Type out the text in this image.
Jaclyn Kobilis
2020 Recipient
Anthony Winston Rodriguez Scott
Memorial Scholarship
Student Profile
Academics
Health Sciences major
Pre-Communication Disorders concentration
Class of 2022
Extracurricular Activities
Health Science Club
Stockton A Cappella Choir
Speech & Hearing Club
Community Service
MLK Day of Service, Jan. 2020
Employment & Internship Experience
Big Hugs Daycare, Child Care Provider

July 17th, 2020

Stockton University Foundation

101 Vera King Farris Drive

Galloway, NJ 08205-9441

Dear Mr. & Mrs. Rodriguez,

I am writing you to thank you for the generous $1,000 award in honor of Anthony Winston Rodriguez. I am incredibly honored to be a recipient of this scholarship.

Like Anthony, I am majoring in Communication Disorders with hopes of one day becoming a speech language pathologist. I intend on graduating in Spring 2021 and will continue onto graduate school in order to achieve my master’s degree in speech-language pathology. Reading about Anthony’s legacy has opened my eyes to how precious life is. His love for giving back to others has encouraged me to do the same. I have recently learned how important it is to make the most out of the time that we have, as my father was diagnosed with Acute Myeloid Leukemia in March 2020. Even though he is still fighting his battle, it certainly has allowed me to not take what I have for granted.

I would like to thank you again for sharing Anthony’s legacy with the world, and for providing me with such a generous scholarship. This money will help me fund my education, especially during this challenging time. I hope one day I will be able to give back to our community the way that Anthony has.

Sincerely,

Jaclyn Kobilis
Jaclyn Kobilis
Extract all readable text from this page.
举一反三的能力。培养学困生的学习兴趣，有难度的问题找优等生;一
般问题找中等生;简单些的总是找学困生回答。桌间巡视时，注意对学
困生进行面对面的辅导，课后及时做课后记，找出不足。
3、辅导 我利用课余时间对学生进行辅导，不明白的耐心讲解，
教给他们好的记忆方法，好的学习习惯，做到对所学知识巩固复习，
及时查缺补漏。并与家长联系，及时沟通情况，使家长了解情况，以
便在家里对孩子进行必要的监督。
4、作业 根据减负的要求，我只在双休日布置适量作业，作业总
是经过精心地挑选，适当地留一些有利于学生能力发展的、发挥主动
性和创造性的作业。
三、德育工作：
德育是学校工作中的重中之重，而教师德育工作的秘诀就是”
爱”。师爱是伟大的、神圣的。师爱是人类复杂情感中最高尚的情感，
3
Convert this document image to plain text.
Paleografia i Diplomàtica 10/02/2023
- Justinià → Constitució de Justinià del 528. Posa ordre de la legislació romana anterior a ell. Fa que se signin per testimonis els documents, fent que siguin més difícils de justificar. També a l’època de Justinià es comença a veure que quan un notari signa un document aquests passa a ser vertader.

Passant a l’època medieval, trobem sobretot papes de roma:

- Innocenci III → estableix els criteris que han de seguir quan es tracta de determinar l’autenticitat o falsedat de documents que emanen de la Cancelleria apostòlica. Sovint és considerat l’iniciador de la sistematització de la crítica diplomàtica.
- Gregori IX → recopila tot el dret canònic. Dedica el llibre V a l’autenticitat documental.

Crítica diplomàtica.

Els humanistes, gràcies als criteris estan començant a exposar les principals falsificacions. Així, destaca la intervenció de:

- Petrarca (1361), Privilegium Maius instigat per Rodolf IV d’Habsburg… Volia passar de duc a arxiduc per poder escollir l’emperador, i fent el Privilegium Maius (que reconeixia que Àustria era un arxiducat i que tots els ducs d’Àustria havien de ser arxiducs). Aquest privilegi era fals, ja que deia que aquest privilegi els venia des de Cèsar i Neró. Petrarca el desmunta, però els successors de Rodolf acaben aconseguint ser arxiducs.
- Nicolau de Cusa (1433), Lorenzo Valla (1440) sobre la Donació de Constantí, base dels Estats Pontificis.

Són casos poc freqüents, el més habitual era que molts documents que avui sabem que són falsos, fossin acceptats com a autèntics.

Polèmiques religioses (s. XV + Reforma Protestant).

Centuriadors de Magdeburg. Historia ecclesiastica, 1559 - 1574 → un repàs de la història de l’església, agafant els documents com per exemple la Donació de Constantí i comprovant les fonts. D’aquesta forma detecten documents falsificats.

+ + +

_SHORT EXERCISE_
Copy each line above where the string "autenticitat" occurs.

_EXPECTED ANSWER_
- Innocenci III → estableix els criteris que han de seguir quan es tracta de determinar l’autenticitat o falsedat de documents que emanen de la Cancelleria apostòlica. Sovint és considerat l’iniciador de la sistematització de la crítica diplomàtica.
- Gregori IX → recopila tot el dret canònic. Dedica el llibre V a l’autenticitat documental.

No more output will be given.